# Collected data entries

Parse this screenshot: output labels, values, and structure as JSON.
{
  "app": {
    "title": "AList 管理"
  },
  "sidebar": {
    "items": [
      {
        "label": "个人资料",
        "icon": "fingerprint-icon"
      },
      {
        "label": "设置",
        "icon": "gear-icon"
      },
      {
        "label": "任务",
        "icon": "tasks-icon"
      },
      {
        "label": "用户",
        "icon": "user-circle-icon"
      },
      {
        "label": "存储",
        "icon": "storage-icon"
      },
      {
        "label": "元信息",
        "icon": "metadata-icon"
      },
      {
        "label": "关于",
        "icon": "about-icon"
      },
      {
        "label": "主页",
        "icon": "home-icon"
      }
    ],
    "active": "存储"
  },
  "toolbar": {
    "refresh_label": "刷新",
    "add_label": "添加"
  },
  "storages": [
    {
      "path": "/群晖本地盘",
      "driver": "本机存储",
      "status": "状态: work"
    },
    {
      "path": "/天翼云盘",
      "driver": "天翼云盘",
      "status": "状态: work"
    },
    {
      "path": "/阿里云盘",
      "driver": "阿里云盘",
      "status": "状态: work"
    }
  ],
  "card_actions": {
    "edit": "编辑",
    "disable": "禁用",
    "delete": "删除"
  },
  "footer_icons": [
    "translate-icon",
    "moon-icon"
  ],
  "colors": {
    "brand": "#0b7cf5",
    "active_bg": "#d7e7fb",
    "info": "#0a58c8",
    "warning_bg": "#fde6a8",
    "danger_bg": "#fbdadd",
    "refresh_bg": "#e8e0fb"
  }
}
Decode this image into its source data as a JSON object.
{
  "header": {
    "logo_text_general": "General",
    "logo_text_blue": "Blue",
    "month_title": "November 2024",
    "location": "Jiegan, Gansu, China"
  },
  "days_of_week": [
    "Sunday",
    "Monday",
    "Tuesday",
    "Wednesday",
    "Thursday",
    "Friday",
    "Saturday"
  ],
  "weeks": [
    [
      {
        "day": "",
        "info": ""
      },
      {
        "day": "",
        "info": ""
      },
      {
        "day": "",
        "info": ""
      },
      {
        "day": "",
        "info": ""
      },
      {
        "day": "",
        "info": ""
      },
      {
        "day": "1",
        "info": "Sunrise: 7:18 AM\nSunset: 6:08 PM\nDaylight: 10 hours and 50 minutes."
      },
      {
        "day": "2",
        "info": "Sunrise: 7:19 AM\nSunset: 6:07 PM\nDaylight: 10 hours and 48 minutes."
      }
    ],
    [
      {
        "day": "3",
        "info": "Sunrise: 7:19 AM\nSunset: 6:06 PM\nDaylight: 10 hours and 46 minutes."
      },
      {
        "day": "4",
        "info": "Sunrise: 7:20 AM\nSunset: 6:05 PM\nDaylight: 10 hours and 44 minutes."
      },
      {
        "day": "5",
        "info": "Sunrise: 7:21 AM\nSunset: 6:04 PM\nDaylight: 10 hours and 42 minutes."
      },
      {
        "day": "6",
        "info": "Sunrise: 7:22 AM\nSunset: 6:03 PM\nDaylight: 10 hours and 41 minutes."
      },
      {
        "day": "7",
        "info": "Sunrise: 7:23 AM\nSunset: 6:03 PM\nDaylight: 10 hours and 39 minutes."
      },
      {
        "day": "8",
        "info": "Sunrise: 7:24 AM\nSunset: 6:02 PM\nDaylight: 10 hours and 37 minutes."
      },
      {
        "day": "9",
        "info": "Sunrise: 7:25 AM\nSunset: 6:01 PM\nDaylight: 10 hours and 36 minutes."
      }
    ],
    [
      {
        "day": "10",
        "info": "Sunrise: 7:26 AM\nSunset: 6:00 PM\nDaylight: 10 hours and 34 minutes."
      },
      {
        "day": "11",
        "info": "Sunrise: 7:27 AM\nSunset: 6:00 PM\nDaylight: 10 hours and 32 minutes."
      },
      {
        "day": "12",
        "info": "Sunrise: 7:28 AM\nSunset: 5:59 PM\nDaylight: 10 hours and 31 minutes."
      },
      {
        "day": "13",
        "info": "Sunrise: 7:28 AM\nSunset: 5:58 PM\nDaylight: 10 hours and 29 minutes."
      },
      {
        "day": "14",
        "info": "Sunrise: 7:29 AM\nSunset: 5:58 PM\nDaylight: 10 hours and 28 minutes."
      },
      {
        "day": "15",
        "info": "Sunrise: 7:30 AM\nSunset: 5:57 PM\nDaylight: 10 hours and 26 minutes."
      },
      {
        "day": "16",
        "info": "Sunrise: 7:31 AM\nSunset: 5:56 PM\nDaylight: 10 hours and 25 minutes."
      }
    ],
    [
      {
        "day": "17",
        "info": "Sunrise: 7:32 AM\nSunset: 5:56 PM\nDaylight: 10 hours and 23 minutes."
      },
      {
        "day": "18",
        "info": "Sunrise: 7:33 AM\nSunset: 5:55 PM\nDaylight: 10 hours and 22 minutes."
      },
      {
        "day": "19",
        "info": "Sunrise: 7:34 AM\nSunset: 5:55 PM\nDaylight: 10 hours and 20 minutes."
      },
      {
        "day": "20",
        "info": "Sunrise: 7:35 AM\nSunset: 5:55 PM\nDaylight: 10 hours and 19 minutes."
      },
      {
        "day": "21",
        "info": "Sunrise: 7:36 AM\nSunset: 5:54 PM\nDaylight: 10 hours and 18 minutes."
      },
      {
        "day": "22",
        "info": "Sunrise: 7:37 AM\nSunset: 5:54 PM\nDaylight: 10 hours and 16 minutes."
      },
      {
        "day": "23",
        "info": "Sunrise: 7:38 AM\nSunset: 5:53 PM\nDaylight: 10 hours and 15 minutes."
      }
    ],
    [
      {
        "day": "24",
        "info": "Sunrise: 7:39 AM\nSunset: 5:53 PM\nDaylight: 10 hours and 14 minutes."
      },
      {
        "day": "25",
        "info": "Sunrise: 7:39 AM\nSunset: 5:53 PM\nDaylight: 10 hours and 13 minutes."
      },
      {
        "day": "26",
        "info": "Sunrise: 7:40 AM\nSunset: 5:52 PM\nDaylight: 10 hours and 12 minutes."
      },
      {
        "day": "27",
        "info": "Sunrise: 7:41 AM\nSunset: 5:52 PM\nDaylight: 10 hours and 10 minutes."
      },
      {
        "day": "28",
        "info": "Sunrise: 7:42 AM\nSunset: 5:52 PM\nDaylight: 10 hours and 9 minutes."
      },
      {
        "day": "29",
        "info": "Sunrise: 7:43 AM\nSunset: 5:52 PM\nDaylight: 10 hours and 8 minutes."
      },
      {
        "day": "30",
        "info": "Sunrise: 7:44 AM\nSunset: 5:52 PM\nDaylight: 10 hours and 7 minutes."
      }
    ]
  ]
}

# Task goal
Output the data above exactly, please, line for line.

# The output
Parse this screenshot: output labels, values, and structure as JSON.
{
  "app": {
    "title": "AList 管理"
  },
  "sidebar": {
    "items": [
      {
        "label": "个人资料",
        "icon": "fingerprint-icon"
      },
      {
        "label": "设置",
        "icon": "gear-icon"
      },
      {
        "label": "任务",
        "icon": "tasks-icon"
      },
      {
        "label": "用户",
        "icon": "user-circle-icon"
      },
      {
        "label": "存储",
        "icon": "storage-icon"
      },
      {
        "label": "元信息",
        "icon": "metadata-icon"
      },
      {
        "label": "关于",
        "icon": "about-icon"
      },
      {
        "label": "主页",
        "icon": "home-icon"
      }
    ],
    "active": "存储"
  },
  "toolbar": {
    "refresh_label": "刷新",
    "add_label": "添加"
  },
  "storages": [
    {
      "path": "/群晖本地盘",
      "driver": "本机存储",
      "status": "状态: work"
    },
    {
      "path": "/天翼云盘",
      "driver": "天翼云盘",
      "status": "状态: work"
    },
    {
      "path": "/阿里云盘",
      "driver": "阿里云盘",
      "status": "状态: work"
    }
  ],
  "card_actions": {
    "edit": "编辑",
    "disable": "禁用",
    "delete": "删除"
  },
  "footer_icons": [
    "translate-icon",
    "moon-icon"
  ],
  "colors": {
    "brand": "#0b7cf5",
    "active_bg": "#d7e7fb",
    "info": "#0a58c8",
    "warning_bg": "#fde6a8",
    "danger_bg": "#fbdadd",
    "refresh_bg": "#e8e0fb"
  }
}
Decode this image into its source data as a JSON object.
{
  "header": {
    "logo_text_general": "General",
    "logo_text_blue": "Blue",
    "month_title": "November 2024",
    "location": "Jiegan, Gansu, China"
  },
  "days_of_week": [
    "Sunday",
    "Monday",
    "Tuesday",
    "Wednesday",
    "Thursday",
    "Friday",
    "Saturday"
  ],
  "weeks": [
    [
      {
        "day": "",
        "info": ""
      },
      {
        "day": "",
        "info": ""
      },
      {
        "day": "",
        "info": ""
      },
      {
        "day": "",
        "info": ""
      },
      {
        "day": "",
        "info": ""
      },
      {
        "day": "1",
        "info": "Sunrise: 7:18 AM\nSunset: 6:08 PM\nDaylight: 10 hours and 50 minutes."
      },
      {
        "day": "2",
        "info": "Sunrise: 7:19 AM\nSunset: 6:07 PM\nDaylight: 10 hours and 48 minutes."
      }
    ],
    [
      {
        "day": "3",
        "info": "Sunrise: 7:19 AM\nSunset: 6:06 PM\nDaylight: 10 hours and 46 minutes."
      },
      {
        "day": "4",
        "info": "Sunrise: 7:20 AM\nSunset: 6:05 PM\nDaylight: 10 hours and 44 minutes."
      },
      {
        "day": "5",
        "info": "Sunrise: 7:21 AM\nSunset: 6:04 PM\nDaylight: 10 hours and 42 minutes."
      },
      {
        "day": "6",
        "info": "Sunrise: 7:22 AM\nSunset: 6:03 PM\nDaylight: 10 hours and 41 minutes."
      },
      {
        "day": "7",
        "info": "Sunrise: 7:23 AM\nSunset: 6:03 PM\nDaylight: 10 hours and 39 minutes."
      },
      {
        "day": "8",
        "info": "Sunrise: 7:24 AM\nSunset: 6:02 PM\nDaylight: 10 hours and 37 minutes."
      },
      {
        "day": "9",
        "info": "Sunrise: 7:25 AM\nSunset: 6:01 PM\nDaylight: 10 hours and 36 minutes."
      }
    ],
    [
      {
        "day": "10",
        "info": "Sunrise: 7:26 AM\nSunset: 6:00 PM\nDaylight: 10 hours and 34 minutes."
      },
      {
        "day": "11",
        "info": "Sunrise: 7:27 AM\nSunset: 6:00 PM\nDaylight: 10 hours and 32 minutes."
      },
      {
        "day": "12",
        "info": "Sunrise: 7:28 AM\nSunset: 5:59 PM\nDaylight: 10 hours and 31 minutes."
      },
      {
        "day": "13",
        "info": "Sunrise: 7:28 AM\nSunset: 5:58 PM\nDaylight: 10 hours and 29 minutes."
      },
      {
        "day": "14",
        "info": "Sunrise: 7:29 AM\nSunset: 5:58 PM\nDaylight: 10 hours and 28 minutes."
      },
      {
        "day": "15",
        "info": "Sunrise: 7:30 AM\nSunset: 5:57 PM\nDaylight: 10 hours and 26 minutes."
      },
      {
        "day": "16",
        "info": "Sunrise: 7:31 AM\nSunset: 5:56 PM\nDaylight: 10 hours and 25 minutes."
      }
    ],
    [
      {
        "day": "17",
        "info": "Sunrise: 7:32 AM\nSunset: 5:56 PM\nDaylight: 10 hours and 23 minutes."
      },
      {
        "day": "18",
        "info": "Sunrise: 7:33 AM\nSunset: 5:55 PM\nDaylight: 10 hours and 22 minutes."
      },
      {
        "day": "19",
        "info": "Sunrise: 7:34 AM\nSunset: 5:55 PM\nDaylight: 10 hours and 20 minutes."
      },
      {
        "day": "20",
        "info": "Sunrise: 7:35 AM\nSunset: 5:55 PM\nDaylight: 10 hours and 19 minutes."
      },
      {
        "day": "21",
        "info": "Sunrise: 7:36 AM\nSunset: 5:54 PM\nDaylight: 10 hours and 18 minutes."
      },
      {
        "day": "22",
        "info": "Sunrise: 7:37 AM\nSunset: 5:54 PM\nDaylight: 10 hours and 16 minutes."
      },
      {
        "day": "23",
        "info": "Sunrise: 7:38 AM\nSunset: 5:53 PM\nDaylight: 10 hours and 15 minutes."
      }
    ],
    [
      {
        "day": "24",
        "info": "Sunrise: 7:39 AM\nSunset: 5:53 PM\nDaylight: 10 hours and 14 minutes."
      },
      {
        "day": "25",
        "info": "Sunrise: 7:39 AM\nSunset: 5:53 PM\nDaylight: 10 hours and 13 minutes."
      },
      {
        "day": "26",
        "info": "Sunrise: 7:40 AM\nSunset: 5:52 PM\nDaylight: 10 hours and 12 minutes."
      },
      {
        "day": "27",
        "info": "Sunrise: 7:41 AM\nSunset: 5:52 PM\nDaylight: 10 hours and 10 minutes."
      },
      {
        "day": "28",
        "info": "Sunrise: 7:42 AM\nSunset: 5:52 PM\nDaylight: 10 hours and 9 minutes."
      },
      {
        "day": "29",
        "info": "Sunrise: 7:43 AM\nSunset: 5:52 PM\nDaylight: 10 hours and 8 minutes."
      },
      {
        "day": "30",
        "info": "Sunrise: 7:44 AM\nSunset: 5:52 PM\nDaylight: 10 hours and 7 minutes."
      }
    ]
  ]
}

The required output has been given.